━━━ Given information ━━━

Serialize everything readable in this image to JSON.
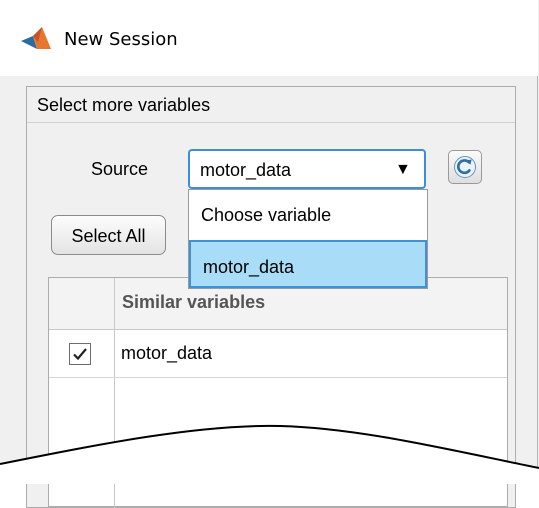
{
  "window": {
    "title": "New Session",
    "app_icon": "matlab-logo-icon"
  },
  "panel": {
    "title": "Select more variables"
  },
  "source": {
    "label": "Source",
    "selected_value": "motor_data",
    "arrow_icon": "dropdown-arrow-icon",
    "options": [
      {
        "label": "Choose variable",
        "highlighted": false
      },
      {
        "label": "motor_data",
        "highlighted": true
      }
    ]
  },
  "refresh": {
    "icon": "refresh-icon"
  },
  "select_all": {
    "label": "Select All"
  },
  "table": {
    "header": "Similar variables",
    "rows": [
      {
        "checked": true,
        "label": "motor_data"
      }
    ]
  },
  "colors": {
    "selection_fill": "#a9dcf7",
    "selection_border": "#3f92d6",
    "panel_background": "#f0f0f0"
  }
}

━━━

— Problem to solve —
Extract all lines from the material above that include the word "variables".

— Task output —
    "title": "Select more variables"
    "header": "Similar variables",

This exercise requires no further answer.